**Transcript entries for document pages:**
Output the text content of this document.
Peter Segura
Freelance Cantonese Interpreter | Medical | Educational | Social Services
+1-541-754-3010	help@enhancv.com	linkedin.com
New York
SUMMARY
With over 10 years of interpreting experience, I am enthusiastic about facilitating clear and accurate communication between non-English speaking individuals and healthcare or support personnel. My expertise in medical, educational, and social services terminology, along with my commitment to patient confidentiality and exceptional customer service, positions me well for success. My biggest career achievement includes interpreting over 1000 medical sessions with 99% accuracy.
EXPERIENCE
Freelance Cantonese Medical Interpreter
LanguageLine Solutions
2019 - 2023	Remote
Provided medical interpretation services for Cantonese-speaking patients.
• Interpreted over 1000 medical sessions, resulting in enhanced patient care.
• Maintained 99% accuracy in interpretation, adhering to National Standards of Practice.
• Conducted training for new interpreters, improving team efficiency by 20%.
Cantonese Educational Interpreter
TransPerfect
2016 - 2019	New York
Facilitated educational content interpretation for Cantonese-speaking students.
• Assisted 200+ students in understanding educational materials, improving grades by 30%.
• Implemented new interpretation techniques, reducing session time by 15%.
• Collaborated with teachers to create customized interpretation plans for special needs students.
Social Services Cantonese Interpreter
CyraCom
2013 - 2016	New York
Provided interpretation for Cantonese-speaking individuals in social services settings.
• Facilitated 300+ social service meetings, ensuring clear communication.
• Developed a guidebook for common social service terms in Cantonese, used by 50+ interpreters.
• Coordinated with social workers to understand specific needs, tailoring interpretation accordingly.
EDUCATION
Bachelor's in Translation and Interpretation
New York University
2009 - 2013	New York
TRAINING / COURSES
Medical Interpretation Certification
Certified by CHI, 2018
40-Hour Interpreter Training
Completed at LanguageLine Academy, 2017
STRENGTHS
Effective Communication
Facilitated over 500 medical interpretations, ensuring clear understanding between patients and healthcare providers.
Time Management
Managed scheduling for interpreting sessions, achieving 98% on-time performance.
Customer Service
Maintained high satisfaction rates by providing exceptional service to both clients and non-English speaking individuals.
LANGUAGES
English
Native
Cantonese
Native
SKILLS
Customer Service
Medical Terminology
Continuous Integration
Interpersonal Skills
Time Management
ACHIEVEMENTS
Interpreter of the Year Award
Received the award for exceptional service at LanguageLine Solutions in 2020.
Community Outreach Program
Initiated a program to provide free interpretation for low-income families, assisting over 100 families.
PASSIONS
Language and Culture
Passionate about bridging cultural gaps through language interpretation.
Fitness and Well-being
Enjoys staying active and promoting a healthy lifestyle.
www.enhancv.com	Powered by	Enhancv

**Prompt:**
An exact repeat of all the entries above is required.

**Written answer:**
Output the text content of this document.
Peter Segura
Freelance Cantonese Interpreter | Medical | Educational | Social Services
+1-541-754-3010	help@enhancv.com	linkedin.com
New York
SUMMARY
With over 10 years of interpreting experience, I am enthusiastic about facilitating clear and accurate communication between non-English speaking individuals and healthcare or support personnel. My expertise in medical, educational, and social services terminology, along with my commitment to patient confidentiality and exceptional customer service, positions me well for success. My biggest career achievement includes interpreting over 1000 medical sessions with 99% accuracy.
EXPERIENCE
Freelance Cantonese Medical Interpreter
LanguageLine Solutions
2019 - 2023	Remote
Provided medical interpretation services for Cantonese-speaking patients.
• Interpreted over 1000 medical sessions, resulting in enhanced patient care.
• Maintained 99% accuracy in interpretation, adhering to National Standards of Practice.
• Conducted training for new interpreters, improving team efficiency by 20%.
Cantonese Educational Interpreter
TransPerfect
2016 - 2019	New York
Facilitated educational content interpretation for Cantonese-speaking students.
• Assisted 200+ students in understanding educational materials, improving grades by 30%.
• Implemented new interpretation techniques, reducing session time by 15%.
• Collaborated with teachers to create customized interpretation plans for special needs students.
Social Services Cantonese Interpreter
CyraCom
2013 - 2016	New York
Provided interpretation for Cantonese-speaking individuals in social services settings.
• Facilitated 300+ social service meetings, ensuring clear communication.
• Developed a guidebook for common social service terms in Cantonese, used by 50+ interpreters.
• Coordinated with social workers to understand specific needs, tailoring interpretation accordingly.
EDUCATION
Bachelor's in Translation and Interpretation
New York University
2009 - 2013	New York
TRAINING / COURSES
Medical Interpretation Certification
Certified by CHI, 2018
40-Hour Interpreter Training
Completed at LanguageLine Academy, 2017
STRENGTHS
Effective Communication
Facilitated over 500 medical interpretations, ensuring clear understanding between patients and healthcare providers.
Time Management
Managed scheduling for interpreting sessions, achieving 98% on-time performance.
Customer Service
Maintained high satisfaction rates by providing exceptional service to both clients and non-English speaking individuals.
LANGUAGES
English
Native
Cantonese
Native
SKILLS
Customer Service
Medical Terminology
Continuous Integration
Interpersonal Skills
Time Management
ACHIEVEMENTS
Interpreter of the Year Award
Received the award for exceptional service at LanguageLine Solutions in 2020.
Community Outreach Program
Initiated a program to provide free interpretation for low-income families, assisting over 100 families.
PASSIONS
Language and Culture
Passionate about bridging cultural gaps through language interpretation.
Fitness and Well-being
Enjoys staying active and promoting a healthy lifestyle.
www.enhancv.com	Powered by	Enhancv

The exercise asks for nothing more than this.